▶ [Work order 1] Copy word for word the stretch of the Robert Ingram text from "Robert Ingram was recommended" through "July 10, 1998.".
▶ [Work order 2] In the text about Robert Ingram, where was the program recorded?
▶ [Work order 3] Continue the text about Robert Ingram from where it stops.

▶ [Document section]
Record date:
Medal of Honor Recipient Robert Ingram Interview
"Operation Indiana," a blocking mission in the Quang Ngai Province of Vietnam, took place on March 28, 1966. When C Company, First Battalion, 7th Marines - known as "Suicide Charley" - arrived, they had only 112 men.
Among them was a Navy Corpsman named Robert Ingram, who had been side-by-side with C Company in combat and patrols for the past eight months. On this day, however, the rules would change, and Ingram would be thrust into a fight for survival like nothing he had seen before.
Robert Ingram was recommended for the Medal of Honor immediately after the action...but somehow, his file was lost, and as a result, for over three decades, his extraordinary courage went unrecognized. Alongside twenty-four of the men he served with, Robert Ingram was awarded the Medal of Honor by President Clinton in a ceremony at the White House on July 10, 1998.
This program was recorded at the U.S.S. Intrepid Sea, Air, and Space Museum in New York City.

▶ [Information provided]
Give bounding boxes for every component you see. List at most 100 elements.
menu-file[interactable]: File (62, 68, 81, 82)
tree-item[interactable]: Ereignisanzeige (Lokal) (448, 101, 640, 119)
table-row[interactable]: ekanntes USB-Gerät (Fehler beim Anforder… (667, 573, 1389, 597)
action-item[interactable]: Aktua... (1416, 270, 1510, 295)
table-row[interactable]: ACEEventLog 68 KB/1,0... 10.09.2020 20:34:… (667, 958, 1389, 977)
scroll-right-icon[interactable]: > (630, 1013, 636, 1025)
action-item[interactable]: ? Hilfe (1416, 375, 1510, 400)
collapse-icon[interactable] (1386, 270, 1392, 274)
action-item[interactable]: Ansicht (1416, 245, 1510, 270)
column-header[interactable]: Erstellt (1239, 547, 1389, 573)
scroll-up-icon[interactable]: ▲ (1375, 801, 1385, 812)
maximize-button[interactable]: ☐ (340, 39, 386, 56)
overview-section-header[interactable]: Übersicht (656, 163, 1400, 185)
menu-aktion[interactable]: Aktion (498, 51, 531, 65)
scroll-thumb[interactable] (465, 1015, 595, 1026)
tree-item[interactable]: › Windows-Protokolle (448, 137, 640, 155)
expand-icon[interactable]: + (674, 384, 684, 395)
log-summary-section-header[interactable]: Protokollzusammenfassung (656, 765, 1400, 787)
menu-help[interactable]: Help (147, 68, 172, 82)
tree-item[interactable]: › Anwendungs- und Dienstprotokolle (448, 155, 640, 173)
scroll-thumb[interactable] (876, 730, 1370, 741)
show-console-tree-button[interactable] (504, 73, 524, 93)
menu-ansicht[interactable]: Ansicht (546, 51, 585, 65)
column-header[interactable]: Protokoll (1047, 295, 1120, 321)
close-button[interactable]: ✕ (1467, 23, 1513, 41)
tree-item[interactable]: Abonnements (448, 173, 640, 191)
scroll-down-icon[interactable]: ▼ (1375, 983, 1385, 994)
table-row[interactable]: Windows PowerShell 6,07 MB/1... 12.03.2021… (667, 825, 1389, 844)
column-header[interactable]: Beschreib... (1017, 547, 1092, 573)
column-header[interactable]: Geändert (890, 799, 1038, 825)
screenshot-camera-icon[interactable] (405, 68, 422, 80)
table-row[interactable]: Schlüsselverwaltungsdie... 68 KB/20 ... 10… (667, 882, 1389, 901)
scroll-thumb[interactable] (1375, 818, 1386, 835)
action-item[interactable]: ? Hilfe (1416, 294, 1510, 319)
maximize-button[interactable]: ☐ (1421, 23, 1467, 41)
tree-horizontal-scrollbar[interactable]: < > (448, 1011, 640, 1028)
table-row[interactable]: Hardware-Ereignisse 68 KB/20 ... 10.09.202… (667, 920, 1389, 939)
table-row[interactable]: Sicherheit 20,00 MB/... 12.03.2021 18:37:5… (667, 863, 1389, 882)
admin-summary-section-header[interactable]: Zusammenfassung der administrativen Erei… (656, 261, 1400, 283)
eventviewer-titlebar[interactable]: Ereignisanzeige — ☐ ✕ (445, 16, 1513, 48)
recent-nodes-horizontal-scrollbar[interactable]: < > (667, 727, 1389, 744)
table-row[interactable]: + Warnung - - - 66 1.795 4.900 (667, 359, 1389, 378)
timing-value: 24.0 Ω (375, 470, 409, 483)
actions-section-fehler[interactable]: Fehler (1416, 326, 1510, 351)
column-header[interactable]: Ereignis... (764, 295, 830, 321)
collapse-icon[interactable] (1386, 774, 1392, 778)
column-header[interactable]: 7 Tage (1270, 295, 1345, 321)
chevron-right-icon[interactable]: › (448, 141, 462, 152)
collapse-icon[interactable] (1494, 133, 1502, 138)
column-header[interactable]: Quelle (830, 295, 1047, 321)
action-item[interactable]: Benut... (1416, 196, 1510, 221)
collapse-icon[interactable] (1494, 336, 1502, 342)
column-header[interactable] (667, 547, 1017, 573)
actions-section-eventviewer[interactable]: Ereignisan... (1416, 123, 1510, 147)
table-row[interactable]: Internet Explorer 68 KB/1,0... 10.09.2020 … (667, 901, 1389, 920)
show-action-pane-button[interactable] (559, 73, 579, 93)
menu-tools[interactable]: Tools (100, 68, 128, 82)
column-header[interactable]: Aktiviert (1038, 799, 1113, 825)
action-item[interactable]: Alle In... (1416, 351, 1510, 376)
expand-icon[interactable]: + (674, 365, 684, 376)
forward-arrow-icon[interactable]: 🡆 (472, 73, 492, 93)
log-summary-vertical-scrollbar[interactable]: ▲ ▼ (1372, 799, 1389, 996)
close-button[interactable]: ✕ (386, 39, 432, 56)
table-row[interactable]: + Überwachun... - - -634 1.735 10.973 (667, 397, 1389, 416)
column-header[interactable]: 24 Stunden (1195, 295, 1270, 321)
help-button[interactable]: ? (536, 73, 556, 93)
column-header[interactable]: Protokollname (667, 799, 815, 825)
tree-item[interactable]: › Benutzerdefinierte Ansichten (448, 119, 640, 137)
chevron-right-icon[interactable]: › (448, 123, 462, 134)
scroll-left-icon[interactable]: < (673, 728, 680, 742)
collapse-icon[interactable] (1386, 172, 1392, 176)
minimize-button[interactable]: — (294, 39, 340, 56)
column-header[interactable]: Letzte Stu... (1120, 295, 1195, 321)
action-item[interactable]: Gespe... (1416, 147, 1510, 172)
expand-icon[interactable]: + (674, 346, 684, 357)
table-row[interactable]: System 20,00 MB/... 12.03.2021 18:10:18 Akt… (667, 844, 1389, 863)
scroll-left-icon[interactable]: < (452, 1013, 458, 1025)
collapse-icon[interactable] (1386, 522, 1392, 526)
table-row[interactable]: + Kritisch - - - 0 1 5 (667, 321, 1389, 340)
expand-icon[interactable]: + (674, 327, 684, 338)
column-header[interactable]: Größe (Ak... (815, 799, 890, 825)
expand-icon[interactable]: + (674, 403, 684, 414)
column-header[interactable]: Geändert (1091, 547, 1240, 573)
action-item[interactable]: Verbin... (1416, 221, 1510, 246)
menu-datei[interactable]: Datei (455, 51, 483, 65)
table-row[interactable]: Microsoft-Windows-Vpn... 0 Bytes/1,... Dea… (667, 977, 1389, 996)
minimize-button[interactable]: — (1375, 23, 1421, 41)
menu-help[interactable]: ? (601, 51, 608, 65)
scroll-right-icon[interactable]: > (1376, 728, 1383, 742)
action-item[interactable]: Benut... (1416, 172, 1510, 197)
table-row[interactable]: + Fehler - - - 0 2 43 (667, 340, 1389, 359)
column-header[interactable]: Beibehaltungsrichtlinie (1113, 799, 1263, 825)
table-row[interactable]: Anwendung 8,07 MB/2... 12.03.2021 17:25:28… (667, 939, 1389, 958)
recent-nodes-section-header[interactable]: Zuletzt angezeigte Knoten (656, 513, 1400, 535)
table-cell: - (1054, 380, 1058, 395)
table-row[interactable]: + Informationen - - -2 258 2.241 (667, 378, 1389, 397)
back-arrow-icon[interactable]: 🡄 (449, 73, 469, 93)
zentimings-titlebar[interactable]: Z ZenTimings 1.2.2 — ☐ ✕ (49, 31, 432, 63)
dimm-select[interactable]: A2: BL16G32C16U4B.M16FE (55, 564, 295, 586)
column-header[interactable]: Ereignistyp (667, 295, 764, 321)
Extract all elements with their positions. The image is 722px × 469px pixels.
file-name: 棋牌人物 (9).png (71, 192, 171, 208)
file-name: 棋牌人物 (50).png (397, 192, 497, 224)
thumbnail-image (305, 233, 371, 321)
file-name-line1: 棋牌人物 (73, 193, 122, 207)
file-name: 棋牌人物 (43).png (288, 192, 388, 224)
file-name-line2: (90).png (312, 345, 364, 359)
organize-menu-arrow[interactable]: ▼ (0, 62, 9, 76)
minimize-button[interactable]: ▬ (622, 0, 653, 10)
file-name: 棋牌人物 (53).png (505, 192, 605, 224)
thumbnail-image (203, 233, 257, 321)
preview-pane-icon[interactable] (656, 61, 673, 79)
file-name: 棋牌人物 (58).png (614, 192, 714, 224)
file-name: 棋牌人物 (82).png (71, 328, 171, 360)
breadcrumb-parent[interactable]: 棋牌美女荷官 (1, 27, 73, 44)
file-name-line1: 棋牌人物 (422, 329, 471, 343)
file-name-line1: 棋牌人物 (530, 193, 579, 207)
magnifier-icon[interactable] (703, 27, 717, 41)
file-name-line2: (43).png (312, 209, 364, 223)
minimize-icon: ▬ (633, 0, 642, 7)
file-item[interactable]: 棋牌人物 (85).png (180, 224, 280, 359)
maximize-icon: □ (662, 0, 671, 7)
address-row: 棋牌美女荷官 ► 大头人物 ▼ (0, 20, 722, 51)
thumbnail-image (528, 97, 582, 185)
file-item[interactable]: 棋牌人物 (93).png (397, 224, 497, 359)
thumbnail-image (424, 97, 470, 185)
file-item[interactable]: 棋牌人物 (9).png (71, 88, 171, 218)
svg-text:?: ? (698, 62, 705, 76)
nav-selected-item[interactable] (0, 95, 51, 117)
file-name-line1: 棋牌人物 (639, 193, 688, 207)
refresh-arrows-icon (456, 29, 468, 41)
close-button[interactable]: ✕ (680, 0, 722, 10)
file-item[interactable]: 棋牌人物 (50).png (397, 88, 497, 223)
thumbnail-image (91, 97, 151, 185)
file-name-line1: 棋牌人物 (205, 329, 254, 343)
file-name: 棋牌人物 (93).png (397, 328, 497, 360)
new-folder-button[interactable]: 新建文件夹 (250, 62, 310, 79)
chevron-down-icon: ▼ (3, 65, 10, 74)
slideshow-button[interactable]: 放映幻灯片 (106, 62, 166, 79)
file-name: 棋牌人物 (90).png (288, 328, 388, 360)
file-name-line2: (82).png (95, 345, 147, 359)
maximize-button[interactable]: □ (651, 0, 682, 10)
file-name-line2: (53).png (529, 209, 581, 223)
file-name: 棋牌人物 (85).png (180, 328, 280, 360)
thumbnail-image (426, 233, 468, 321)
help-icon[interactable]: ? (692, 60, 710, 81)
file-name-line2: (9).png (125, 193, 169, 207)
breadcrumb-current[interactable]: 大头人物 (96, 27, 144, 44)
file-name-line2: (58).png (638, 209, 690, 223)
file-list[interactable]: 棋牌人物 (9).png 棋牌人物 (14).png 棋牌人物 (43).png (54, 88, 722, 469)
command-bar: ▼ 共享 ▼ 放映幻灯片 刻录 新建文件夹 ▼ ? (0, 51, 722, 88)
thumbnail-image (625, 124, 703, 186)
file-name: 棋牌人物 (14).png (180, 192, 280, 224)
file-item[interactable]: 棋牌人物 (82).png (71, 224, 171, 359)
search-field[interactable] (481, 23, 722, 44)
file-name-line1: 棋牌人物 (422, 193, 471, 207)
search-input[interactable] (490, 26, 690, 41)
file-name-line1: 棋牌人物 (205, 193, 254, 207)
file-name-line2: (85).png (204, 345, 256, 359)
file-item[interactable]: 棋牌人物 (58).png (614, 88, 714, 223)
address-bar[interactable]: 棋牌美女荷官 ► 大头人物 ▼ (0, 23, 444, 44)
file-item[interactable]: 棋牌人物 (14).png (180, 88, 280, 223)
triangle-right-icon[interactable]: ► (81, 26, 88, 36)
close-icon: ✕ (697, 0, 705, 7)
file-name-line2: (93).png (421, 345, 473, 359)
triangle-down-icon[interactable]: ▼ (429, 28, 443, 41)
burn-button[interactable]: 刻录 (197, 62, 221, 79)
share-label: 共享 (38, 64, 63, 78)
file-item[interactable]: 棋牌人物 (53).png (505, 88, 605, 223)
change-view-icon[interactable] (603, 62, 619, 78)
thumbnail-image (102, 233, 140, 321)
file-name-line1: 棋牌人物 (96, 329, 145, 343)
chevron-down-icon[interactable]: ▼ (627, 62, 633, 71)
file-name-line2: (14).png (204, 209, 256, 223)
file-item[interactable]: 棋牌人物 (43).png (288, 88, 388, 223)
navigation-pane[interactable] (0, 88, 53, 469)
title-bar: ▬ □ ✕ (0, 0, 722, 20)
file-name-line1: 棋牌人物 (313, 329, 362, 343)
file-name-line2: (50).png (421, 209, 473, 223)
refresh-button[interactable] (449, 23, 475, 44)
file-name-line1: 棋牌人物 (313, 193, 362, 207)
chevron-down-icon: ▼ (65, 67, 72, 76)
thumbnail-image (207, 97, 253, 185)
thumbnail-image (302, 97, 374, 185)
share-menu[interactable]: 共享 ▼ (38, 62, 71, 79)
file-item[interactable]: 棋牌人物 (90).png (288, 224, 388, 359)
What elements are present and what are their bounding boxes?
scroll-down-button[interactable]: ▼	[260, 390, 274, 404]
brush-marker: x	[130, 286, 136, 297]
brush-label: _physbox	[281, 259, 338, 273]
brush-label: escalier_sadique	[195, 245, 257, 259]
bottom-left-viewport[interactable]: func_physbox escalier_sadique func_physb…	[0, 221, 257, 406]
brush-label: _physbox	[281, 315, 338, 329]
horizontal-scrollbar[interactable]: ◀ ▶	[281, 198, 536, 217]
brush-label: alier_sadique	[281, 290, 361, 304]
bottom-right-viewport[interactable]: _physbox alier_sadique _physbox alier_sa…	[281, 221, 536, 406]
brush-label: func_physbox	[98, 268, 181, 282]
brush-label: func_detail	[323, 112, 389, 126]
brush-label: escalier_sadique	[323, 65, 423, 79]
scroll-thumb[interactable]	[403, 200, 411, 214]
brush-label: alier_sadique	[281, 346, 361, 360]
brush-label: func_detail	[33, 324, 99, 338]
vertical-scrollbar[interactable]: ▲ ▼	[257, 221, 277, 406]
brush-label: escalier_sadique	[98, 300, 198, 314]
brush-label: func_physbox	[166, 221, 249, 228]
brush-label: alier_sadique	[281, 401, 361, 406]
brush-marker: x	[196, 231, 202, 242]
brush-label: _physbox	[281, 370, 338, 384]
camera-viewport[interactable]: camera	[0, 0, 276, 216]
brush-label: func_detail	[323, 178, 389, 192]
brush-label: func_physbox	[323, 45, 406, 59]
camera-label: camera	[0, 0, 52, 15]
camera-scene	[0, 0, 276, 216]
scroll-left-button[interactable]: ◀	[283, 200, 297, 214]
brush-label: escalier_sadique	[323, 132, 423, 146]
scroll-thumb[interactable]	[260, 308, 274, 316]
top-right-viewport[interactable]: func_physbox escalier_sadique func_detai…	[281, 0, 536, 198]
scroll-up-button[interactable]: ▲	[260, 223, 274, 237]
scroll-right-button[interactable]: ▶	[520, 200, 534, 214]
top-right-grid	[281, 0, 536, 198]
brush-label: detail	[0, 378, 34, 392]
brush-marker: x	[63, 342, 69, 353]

▶ [Written response 1]
Robert Ingram was recommended for the Medal of Honor immediately after the action...but somehow, his file was lost, and as a result, for over three decades, his extraordinary courage went unrecognized. Alongside twenty-four of the men he served with, Robert Ingram was awarded the Medal of Honor by President Clinton in a ceremony at the White House on July 10, 1998.

▶ [Written response 2] At the U.S.S. Intrepid Sea, Air, and Space Museum in New York City.

▶ [Written response 3]
His Citation Reads:
For conspicuous gallantry and intrepidity at the risk of his life above and beyond the call of duty while serving as Corpsman with Company C, First Battalion, Seventh Marines against elements of a North Vietnam Aggressor (NVA) battalion in Quang Ngai Province Republic of Vietnam on 28 March 1966. Petty Officer Ingram accompanied the point platoon as it aggressively dispatched an outpost of an NVA battalion. The momentum of the attack rolled off a ridge line down a tree covered slope to a small paddy and a village beyond. Suddenly, the village tree line exploded with an intense hail of automatic rifle fire from approximately 100 North Vietnamese regulars. In mere moments, the platoon ranks were decimated. Oblivious to the danger, Petty Officer Ingram crawled across the bullet spattered terrain to reach a downed Marine. As he administered aid, a bullet went through the palm of his hand. Calls for "CORPSMAN" echoed across the ridge. Bleeding, he edged across the fire swept landscape, collecting ammunition from the dead and administering aid to the wounded. Receiving two more wounds before realizing the third wound was life-threatening, he looked for a way off the face of the ridge, but again he heard the call for corpsman and again, he resolutely answered. Though severely wounded three times, he rendered aid to those incapable until he finally reached the right flank of the platoon. While dressing the head wound of another corpsman, he sustained his fourth bullet wound. From sixteen hundred hours until just prior to sunset, Petty Officer Ingram pushed, pulled, cajoled, and doctored his Marines. Enduring the pain from his many wounds and disregarding the probability of his demise, Petty Officer Ingram's intrepid actions saved many lives that day. By his indomitable fighting spirit, daring initiative, and unfaltering dedications to duty, Petty Officer Ingram reflected great credit upon himself and upheld the highest traditions of the United States Naval Service.